### [Exercise data]
■ ■ ■

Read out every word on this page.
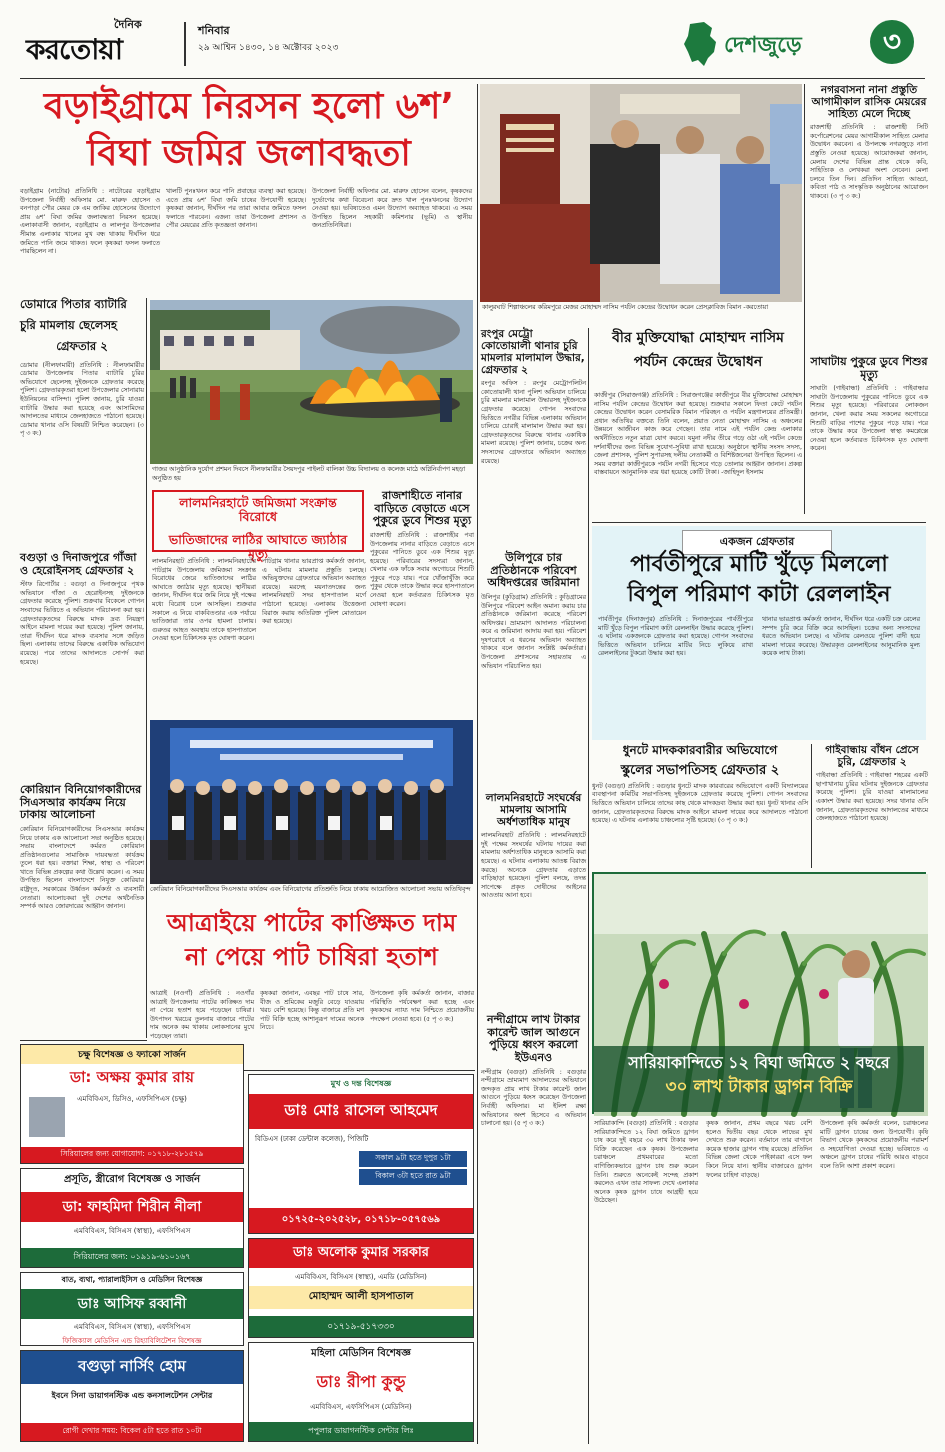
দৈনিক
করতোয়া
শনিবার
২৯ আশ্বিন ১৪৩০, ১৪ অক্টোবর ২০২৩	দেশজুড়ে	৩
বড়াইগ্রামে নিরসন হলো ৬শ’
বিঘা জমির জলাবদ্ধতা
বড়াইগ্রাম (নাটোর) প্রতিনিধি : নাটোরের বড়াইগ্রাম উপজেলা নির্বাহী অফিসার মো. মারুফ হোসেন ও বনপাড়া পৌর মেয়র কে এম জাকির হোসেনের উদ্যোগে প্রায় ৬শ’ বিঘা জমির জলাবদ্ধতা নিরসন হয়েছে। এলাকাবাসী জানান, বড়াইগ্রাম ও লালপুর উপজেলার সীমান্ত এলাকার খালের মুখ বন্ধ থাকায় দীর্ঘদিন ধরে জমিতে পানি জমে থাকত। ফলে কৃষকরা ফসল ফলাতে পারছিলেন না।
খালটি পুনঃখনন করে পানি প্রবাহের ব্যবস্থা করা হয়েছে। এতে প্রায় ৬শ’ বিঘা জমি চাষের উপযোগী হয়েছে। কৃষকরা জানান, দীর্ঘদিন পর তারা আবার জমিতে ফসল ফলাতে পারবেন। এজন্য তারা উপজেলা প্রশাসন ও পৌর মেয়রের প্রতি কৃতজ্ঞতা জানান।
উপজেলা নির্বাহী অফিসার মো. মারুফ হোসেন বলেন, কৃষকদের দুর্ভোগের কথা বিবেচনা করে দ্রুত খাল পুনঃখননের উদ্যোগ নেওয়া হয়। ভবিষ্যতেও এমন উদ্যোগ অব্যাহত থাকবে। এ সময় উপস্থিত ছিলেন সহকারী কমিশনার (ভূমি) ও স্থানীয় জনপ্রতিনিধিরা।
ডোমারে পিতার ব্যাটারি
চুরি মামলায় ছেলেসহ
গ্রেফতার ২
ডোমার (নীলফামারী) প্রতিনিধি : নীলফামারীর ডোমার উপজেলায় পিতার ব্যাটারি চুরির অভিযোগে ছেলেসহ দুইজনকে গ্রেফতার করেছে পুলিশ। গ্রেফতারকৃতরা হলো উপজেলার সোনারায় ইউনিয়নের বাসিন্দা। পুলিশ জানায়, চুরি যাওয়া ব্যাটারি উদ্ধার করা হয়েছে এবং আসামিদের আদালতের মাধ্যমে জেলহাজতে পাঠানো হয়েছে। ডোমার থানার ওসি বিষয়টি নিশ্চিত করেছেন। (৩ পৃ ৩ ক:)
বগুড়া ও দিনাজপুরে গাঁজা ও হেরোইনসহ গ্রেফতার ২
স্টাফ রিপোর্টার : বগুড়া ও দিনাজপুরে পৃথক অভিযানে গাঁজা ও হেরোইনসহ দুইজনকে গ্রেফতার করেছে পুলিশ। শুক্রবার বিকেলে গোপন সংবাদের ভিত্তিতে এ অভিযান পরিচালনা করা হয়। গ্রেফতারকৃতদের বিরুদ্ধে মাদক দ্রব্য নিয়ন্ত্রণ আইনে মামলা দায়ের করা হয়েছে। পুলিশ জানায়, তারা দীর্ঘদিন ধরে মাদক ব্যবসার সঙ্গে জড়িত ছিল। এলাকায় তাদের বিরুদ্ধে একাধিক অভিযোগ রয়েছে। পরে তাদের আদালতে সোপর্দ করা হয়েছে।
কোরিয়ান বিনিয়োগকারীদের সিএসআর কার্যক্রম নিয়ে ঢাকায় আলোচনা
কোরিয়ান বিনিয়োগকারীদের সিএসআর কার্যক্রম নিয়ে ঢাকায় এক আলোচনা সভা অনুষ্ঠিত হয়েছে। সভায় বাংলাদেশে কর্মরত কোরিয়ান প্রতিষ্ঠানগুলোর সামাজিক দায়বদ্ধতা কার্যক্রম তুলে ধরা হয়। বক্তারা শিক্ষা, স্বাস্থ্য ও পরিবেশ খাতে বিভিন্ন প্রকল্পের কথা উল্লেখ করেন। এ সময় উপস্থিত ছিলেন বাংলাদেশে নিযুক্ত কোরিয়ার রাষ্ট্রদূত, সরকারের উর্ধ্বতন কর্মকর্তা ও ব্যবসায়ী নেতারা। আলোচকরা দুই দেশের অর্থনৈতিক সম্পর্ক আরও জোরদারের আহ্বান জানান।
গাজর আনুষ্ঠানিক দুর্যোগ প্রশমন দিবসে নীলফামারীর সৈয়দপুর পাইলট বালিকা উচ্চ বিদ্যালয় ও কলেজ মাঠে অগ্নিনির্বাপণ মহড়া অনুষ্ঠিত হয়
লালমনিরহাটে জমিজমা সংক্রান্ত বিরোধে
ভাতিজাদের লাঠির আঘাতে জ্যাঠার মৃত্যু
লালমনিরহাট প্রতিনিধি : লালমনিরহাটের পাটগ্রাম উপজেলায় জমিজমা সংক্রান্ত বিরোধের জেরে ভাতিজাদের লাঠির আঘাতে জ্যাঠার মৃত্যু হয়েছে। স্থানীয়রা জানান, দীর্ঘদিন ধরে জমি নিয়ে দুই পক্ষের মধ্যে বিরোধ চলে আসছিল। শুক্রবার সকালে এ নিয়ে বাকবিতণ্ডার এক পর্যায়ে ভাতিজারা তার ওপর হামলা চালায়। গুরুতর আহত অবস্থায় তাকে হাসপাতালে নেওয়া হলে চিকিৎসক মৃত ঘোষণা করেন।
পাটগ্রাম থানার ভারপ্রাপ্ত কর্মকর্তা জানান, এ ঘটনায় মামলার প্রস্তুতি চলছে। অভিযুক্তদের গ্রেফতারে অভিযান অব্যাহত রয়েছে। মরদেহ ময়নাতদন্তের জন্য লালমনিরহাট সদর হাসপাতাল মর্গে পাঠানো হয়েছে। এলাকায় উত্তেজনা বিরাজ করায় অতিরিক্ত পুলিশ মোতায়েন করা হয়েছে।
রাজশাহীতে নানার বাড়িতে বেড়াতে এসে পুকুরে ডুবে শিশুর মৃত্যু
রাজশাহী প্রতিনিধি : রাজশাহীর পবা উপজেলায় নানার বাড়িতে বেড়াতে এসে পুকুরের পানিতে ডুবে এক শিশুর মৃত্যু হয়েছে। পরিবারের সদস্যরা জানান, খেলার এক ফাঁকে সবার অগোচরে শিশুটি পুকুরে পড়ে যায়। পরে খোঁজাখুঁজি করে পুকুর থেকে তাকে উদ্ধার করে হাসপাতালে নেওয়া হলে কর্তব্যরত চিকিৎসক মৃত ঘোষণা করেন।
কোরিয়ান বিনিয়োগকারীদের সিএসআর কার্যক্রম এবং বিনিয়োগের প্রতিশ্রুতি নিয়ে ঢাকায় আয়োজিত আলোচনা সভায় অতিথিবৃন্দ
আত্রাইয়ে পাটের কাঙ্ক্ষিত দাম
না পেয়ে পাট চাষিরা হতাশ
আত্রাই (নওগাঁ) প্রতিনিধি : নওগাঁর আত্রাই উপজেলায় পাটের কাঙ্ক্ষিত দাম না পেয়ে হতাশ হয়ে পড়েছেন চাষিরা। উৎপাদন খরচের তুলনায় বাজারে পাটের দাম অনেক কম থাকায় লোকসানের মুখে পড়েছেন তারা।
কৃষকরা জানান, এবছর পাট চাষে সার, বীজ ও শ্রমিকের মজুরি বেড়ে যাওয়ায় খরচ বেশি হয়েছে। কিন্তু বাজারে প্রতি মণ পাট বিক্রি হচ্ছে আশানুরূপ দামের অনেক নিচে।
উপজেলা কৃষি কর্মকর্তা জানান, বাজার পরিস্থিতি পর্যবেক্ষণ করা হচ্ছে এবং কৃষকদের ন্যায্য দাম নিশ্চিতে প্রয়োজনীয় পদক্ষেপ নেওয়া হবে। (৫ পৃ ৩ ক:)
চক্ষু বিশেষজ্ঞ ও ফ্যাকো সার্জন
ডা: অক্ষয় কুমার রায়
এমবিবিএস, ডিসিও, এফসিপিএস (চক্ষু)
সিরিয়ালের জন্য যোগাযোগ: ০১৭১৮-২৮১৫৭৯
প্রসূতি, স্ত্রীরোগ বিশেষজ্ঞ ও সার্জন
ডা: ফাহমিদা শিরীন নীলা
এমবিবিএস, বিসিএস (স্বাস্থ্য), এফসিপিএস
সিরিয়ালের জন্য: ০১৯১৯-৬১০১৬৭
বাত, ব্যথা, প্যারালাইসিস ও মেডিসিন বিশেষজ্ঞ
ডাঃ আসিফ রব্বানী
এমবিবিএস, বিসিএস (স্বাস্থ্য), এফসিপিএস
ফিজিক্যাল মেডিসিন এন্ড রিহ্যাবিলিটেশন বিশেষজ্ঞ
বগুড়া নার্সিং হোম
ইবনে সিনা ডায়াগনস্টিক এন্ড কনসালটেশন সেন্টার
রোগী দেখার সময়: বিকেল ৫টা হতে রাত ১০টা
মুখ ও দন্ত বিশেষজ্ঞ
ডাঃ মোঃ রাসেল আহমেদ
বিডিএস (ঢাকা ডেন্টাল কলেজ), পিজিটি
সকাল ৯টা হতে দুপুর ১টা
বিকাল ৩টা হতে রাত ৯টা
০১৭২৫-২০২৫২৮, ০১৭১৮-০৫৭৫৬৯
ডাঃ অলোক কুমার সরকার
এমবিবিএস, বিসিএস (স্বাস্থ্য), এমডি (মেডিসিন)
মোহাম্মদ আলী হাসপাতাল
০১৭১৯-৫১৭৩৩০
মহিলা মেডিসিন বিশেষজ্ঞ
ডাঃ রীপা কুন্ডু
এমবিবিএস, এফসিপিএস (মেডিসিন)
পপুলার ডায়াগনস্টিক সেন্টার লিঃ
কালুরঘাট শিল্পাঞ্চলের করিমপুরে মেজর মোহাম্মদ নাসিম পর্যটন কেন্দ্রের উদ্বোধন করেন প্রেসক্লাবিজ বিমান -করতোয়া
রংপুর মেট্রো কোতোয়ালী থানার চুরি মামলার মালামাল উদ্ধার, গ্রেফতার ২
রংপুর অফিস : রংপুর মেট্রোপলিটন কোতোয়ালী থানা পুলিশ অভিযান চালিয়ে চুরি মামলার মালামাল উদ্ধারসহ দুইজনকে গ্রেফতার করেছে। গোপন সংবাদের ভিত্তিতে নগরীর বিভিন্ন এলাকায় অভিযান চালিয়ে চোরাই মালামাল উদ্ধার করা হয়। গ্রেফতারকৃতদের বিরুদ্ধে থানায় একাধিক মামলা রয়েছে। পুলিশ জানায়, চক্রের অন্য সদস্যদের গ্রেফতারে অভিযান অব্যাহত রয়েছে।
উলিপুরে চার প্রতিষ্ঠানকে পরিবেশ অধিদপ্তরের জরিমানা
উলিপুর (কুড়িগ্রাম) প্রতিনিধি : কুড়িগ্রামের উলিপুরে পরিবেশ আইন অমান্য করায় চার প্রতিষ্ঠানকে জরিমানা করেছে পরিবেশ অধিদপ্তর। ভ্রাম্যমাণ আদালত পরিচালনা করে এ জরিমানা আদায় করা হয়। পরিবেশ দূষণরোধে এ ধরনের অভিযান অব্যাহত থাকবে বলে জানান সংশ্লিষ্ট কর্মকর্তারা। উপজেলা প্রশাসনের সহায়তায় এ অভিযান পরিচালিত হয়।
লালমনিরহাটে সংঘর্ষের মামলায় আসামি অর্ধশতাধিক মানুষ
লালমনিরহাট প্রতিনিধি : লালমনিরহাটে দুই পক্ষের সংঘর্ষের ঘটনায় দায়ের করা মামলায় অর্ধশতাধিক মানুষকে আসামি করা হয়েছে। এ ঘটনায় এলাকায় আতঙ্ক বিরাজ করছে। অনেকে গ্রেফতার এড়াতে বাড়িছাড়া হয়েছেন। পুলিশ বলছে, তদন্ত সাপেক্ষে প্রকৃত দোষীদের আইনের আওতায় আনা হবে।
নন্দীগ্রামে লাখ টাকার কারেন্ট জাল আগুনে পুড়িয়ে ধ্বংস করলো ইউএনও
নন্দীগ্রাম (বগুড়া) প্রতিনিধি : বগুড়ার নন্দীগ্রামে ভ্রাম্যমাণ আদালতের অভিযানে জব্দকৃত প্রায় লাখ টাকার কারেন্ট জাল আগুনে পুড়িয়ে ধ্বংস করেছেন উপজেলা নির্বাহী অফিসার। মা ইলিশ রক্ষা অভিযানের অংশ হিসেবে এ অভিযান চালানো হয়। (৫ পৃ ৩ ক:)
বীর মুক্তিযোদ্ধা মোহাম্মদ নাসিম
পর্যটন কেন্দ্রের উদ্বোধন
কাজীপুর (সিরাজগঞ্জ) প্রতিনিধি : সিরাজগঞ্জের কাজীপুরে বীর মুক্তিযোদ্ধা মোহাম্মদ নাসিম পর্যটন কেন্দ্রের উদ্বোধন করা হয়েছে। শুক্রবার সকালে ফিতা কেটে পর্যটন কেন্দ্রের উদ্বোধন করেন বেসামরিক বিমান পরিবহন ও পর্যটন মন্ত্রণালয়ের প্রতিমন্ত্রী। প্রধান অতিথির বক্তব্যে তিনি বলেন, প্রয়াত নেতা মোহাম্মদ নাসিম এ অঞ্চলের উন্নয়নে আজীবন কাজ করে গেছেন। তার নামে এই পর্যটন কেন্দ্র এলাকার অর্থনীতিতে নতুন মাত্রা যোগ করবে। যমুনা নদীর তীরে গড়ে ওঠা এই পর্যটন কেন্দ্রে দর্শনার্থীদের জন্য বিভিন্ন সুযোগ-সুবিধা রাখা হয়েছে। অনুষ্ঠানে স্থানীয় সংসদ সদস্য, জেলা প্রশাসক, পুলিশ সুপারসহ দলীয় নেতাকর্মী ও বিশিষ্টজনেরা উপস্থিত ছিলেন। এ সময় বক্তারা কাজীপুরকে পর্যটন নগরী হিসেবে গড়ে তোলার আহ্বান জানান। প্রকল্প বাস্তবায়নে আনুমানিক ব্যয় ধরা হয়েছে কোটি টাকা। -জাহিদুল ইসলাম
নগরবাসনা নানা প্রস্তুতি আগামীকাল রাসিক মেয়রের সাহিত্য মেলে দিচ্ছে
রাজশাহী প্রতিনিধি : রাজশাহী সিটি কর্পোরেশনের মেয়র আগামীকাল সাহিত্য মেলার উদ্বোধন করবেন। এ উপলক্ষে নগরজুড়ে নানা প্রস্তুতি নেওয়া হয়েছে। আয়োজকরা জানান, মেলায় দেশের বিভিন্ন প্রান্ত থেকে কবি, সাহিত্যিক ও লেখকরা অংশ নেবেন। মেলা চলবে তিন দিন। প্রতিদিন সাহিত্য আড্ডা, কবিতা পাঠ ও সাংস্কৃতিক অনুষ্ঠানের আয়োজন থাকবে। (৩ পৃ ৩ ক:)
সাঘাটায় পুকুরে ডুবে শিশুর মৃত্যু
সাঘাটা (গাইবান্ধা) প্রতিনিধি : গাইবান্ধার সাঘাটা উপজেলায় পুকুরের পানিতে ডুবে এক শিশুর মৃত্যু হয়েছে। পরিবারের লোকজন জানান, খেলা করার সময় সকলের অগোচরে শিশুটি বাড়ির পাশের পুকুরে পড়ে যায়। পরে তাকে উদ্ধার করে উপজেলা স্বাস্থ্য কমপ্লেক্সে নেওয়া হলে কর্তব্যরত চিকিৎসক মৃত ঘোষণা করেন।
একজন গ্রেফতার
পার্বতীপুরে মাটি খুঁড়ে মিললো
বিপুল পরিমাণ কাটা রেললাইন
পার্বতীপুর (দিনাজপুর) প্রতিনিধি : দিনাজপুরের পার্বতীপুরে মাটি খুঁড়ে বিপুল পরিমাণ কাটা রেললাইন উদ্ধার করেছে পুলিশ। এ ঘটনায় একজনকে গ্রেফতার করা হয়েছে। গোপন সংবাদের ভিত্তিতে অভিযান চালিয়ে মাটির নিচে লুকিয়ে রাখা রেললাইনের টুকরো উদ্ধার করা হয়।
থানার ভারপ্রাপ্ত কর্মকর্তা জানান, দীর্ঘদিন ধরে একটি চক্র রেলের সম্পদ চুরি করে বিক্রি করে আসছিল। চক্রের অন্য সদস্যদের ধরতে অভিযান চলছে। এ ঘটনায় রেলওয়ে পুলিশ বাদী হয়ে মামলা দায়ের করেছে। উদ্ধারকৃত রেললাইনের আনুমানিক মূল্য কয়েক লাখ টাকা।
ধুনটে মাদককারবারীর অভিযোগে
স্কুলের সভাপতিসহ গ্রেফতার ২
ধুনট (বগুড়া) প্রতিনিধি : বগুড়ার ধুনটে মাদক কারবারের অভিযোগে একটি বিদ্যালয়ের ব্যবস্থাপনা কমিটির সভাপতিসহ দুইজনকে গ্রেফতার করেছে পুলিশ। গোপন সংবাদের ভিত্তিতে অভিযান চালিয়ে তাদের কাছ থেকে মাদকদ্রব্য উদ্ধার করা হয়। ধুনট থানার ওসি জানান, গ্রেফতারকৃতদের বিরুদ্ধে মাদক আইনে মামলা দায়ের করে আদালতে পাঠানো হয়েছে। এ ঘটনায় এলাকায় চাঞ্চল্যের সৃষ্টি হয়েছে। (৩ পৃ ৩ ক:)
গাইবান্ধায় বাঁধন প্রেসে চুরি, গ্রেফতার ২
গাইবান্ধা প্রতিনিধি : গাইবান্ধা শহরের একটি ছাপাখানায় চুরির ঘটনায় দুইজনকে গ্রেফতার করেছে পুলিশ। চুরি যাওয়া মালামালের একাংশ উদ্ধার করা হয়েছে। সদর থানার ওসি জানান, গ্রেফতারকৃতদের আদালতের মাধ্যমে জেলহাজতে পাঠানো হয়েছে।
সারিয়াকান্দিতে ১২ বিঘা জমিতে ২ বছরে
৩০ লাখ টাকার ড্রাগন বিক্রি
সারিয়াকান্দি (বগুড়া) প্রতিনিধি : বগুড়ার সারিয়াকান্দিতে ১২ বিঘা জমিতে ড্রাগন চাষ করে দুই বছরে ৩০ লাখ টাকার ফল বিক্রি করেছেন এক কৃষক। উপজেলার চরাঞ্চলে প্রথমবারের মতো বাণিজ্যিকভাবে ড্রাগন চাষ শুরু করেন তিনি। শুরুতে অনেকেই সন্দেহ প্রকাশ করলেও এখন তার সাফল্য দেখে এলাকার অনেক কৃষক ড্রাগন চাষে আগ্রহী হয়ে উঠেছেন।
কৃষক জানান, প্রথম বছরে খরচ বেশি হলেও দ্বিতীয় বছর থেকে লাভের মুখ দেখতে শুরু করেন। বর্তমানে তার বাগানে কয়েক হাজার ড্রাগন গাছ রয়েছে। প্রতিদিন বিভিন্ন জেলা থেকে পাইকাররা এসে ফল কিনে নিয়ে যান। স্থানীয় বাজারেও ড্রাগন ফলের চাহিদা বাড়ছে।
উপজেলা কৃষি কর্মকর্তা বলেন, চরাঞ্চলের মাটি ড্রাগন চাষের জন্য উপযোগী। কৃষি বিভাগ থেকে কৃষকদের প্রয়োজনীয় পরামর্শ ও সহযোগিতা দেওয়া হচ্ছে। ভবিষ্যতে এ অঞ্চলে ড্রাগন চাষের পরিধি আরও বাড়বে বলে তিনি আশা প্রকাশ করেন।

■ ■ ■

### [Aim of the exercise]
Each line above that holds the string "ইনসহ" should be copied and shown.

### [Result]
বগুড়া ও দিনাজপুরে গাঁজা ও হেরোইনসহ গ্রেফতার ২
স্টাফ রিপোর্টার : বগুড়া ও দিনাজপুরে পৃথক অভিযানে গাঁজা ও হেরোইনসহ দুইজনকে গ্রেফতার করেছে পুলিশ। শুক্রবার বিকেলে গোপন সংবাদের ভিত্তিতে এ অভিযান পরিচালনা করা হয়। গ্রেফতারকৃতদের বিরুদ্ধে মাদক দ্রব্য নিয়ন্ত্রণ আইনে মামলা দায়ের করা হয়েছে। পুলিশ জানায়, তারা দীর্ঘদিন ধরে মাদক ব্যবসার সঙ্গে জড়িত ছিল। এলাকায় তাদের বিরুদ্ধে একাধিক অভিযোগ রয়েছে। পরে তাদের আদালতে সোপর্দ করা হয়েছে।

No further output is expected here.